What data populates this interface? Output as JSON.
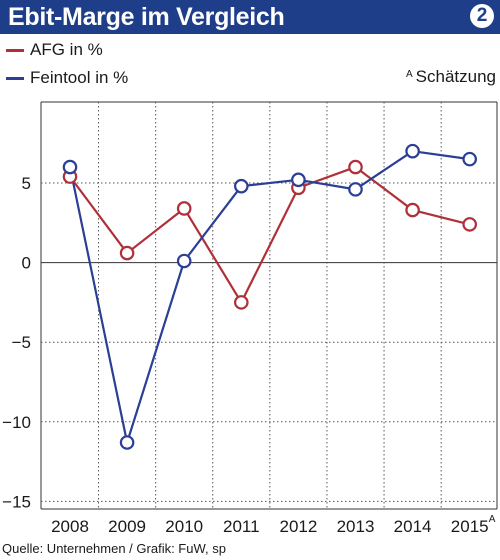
{
  "chart_data": {
    "type": "line",
    "title": "Ebit-Marge im Vergleich",
    "badge": "2",
    "x": [
      "2008",
      "2009",
      "2010",
      "2011",
      "2012",
      "2013",
      "2014",
      "2015"
    ],
    "series": [
      {
        "name": "AFG in %",
        "color": "#b0303a",
        "values": [
          5.4,
          0.6,
          3.4,
          -2.5,
          4.7,
          6.0,
          3.3,
          2.4
        ]
      },
      {
        "name": "Feintool in %",
        "color": "#2a3f95",
        "values": [
          6.0,
          -11.3,
          0.1,
          4.8,
          5.2,
          4.6,
          7.0,
          6.5
        ]
      }
    ],
    "y_ticks": [
      "5",
      "0",
      "−5",
      "−10",
      "−15"
    ],
    "y_tick_values": [
      5,
      0,
      -5,
      -10,
      -15
    ],
    "ylim": [
      -15,
      10
    ],
    "estimate_marker": "A",
    "estimate_label": "Schätzung",
    "grid": "dotted",
    "legend_position": "top-left",
    "source": "Quelle:  Unternehmen / Grafik: FuW, sp"
  }
}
━━━
### Task to carry out
Reproduce the full material exactly, excluding the pictures.

### Result
What data populates this interface? Output as JSON.
{
  "chart_data": {
    "type": "line",
    "title": "Ebit-Marge im Vergleich",
    "badge": "2",
    "x": [
      "2008",
      "2009",
      "2010",
      "2011",
      "2012",
      "2013",
      "2014",
      "2015"
    ],
    "series": [
      {
        "name": "AFG in %",
        "color": "#b0303a",
        "values": [
          5.4,
          0.6,
          3.4,
          -2.5,
          4.7,
          6.0,
          3.3,
          2.4
        ]
      },
      {
        "name": "Feintool in %",
        "color": "#2a3f95",
        "values": [
          6.0,
          -11.3,
          0.1,
          4.8,
          5.2,
          4.6,
          7.0,
          6.5
        ]
      }
    ],
    "y_ticks": [
      "5",
      "0",
      "−5",
      "−10",
      "−15"
    ],
    "y_tick_values": [
      5,
      0,
      -5,
      -10,
      -15
    ],
    "ylim": [
      -15,
      10
    ],
    "estimate_marker": "A",
    "estimate_label": "Schätzung",
    "grid": "dotted",
    "legend_position": "top-left",
    "source": "Quelle:  Unternehmen / Grafik: FuW, sp"
  }
}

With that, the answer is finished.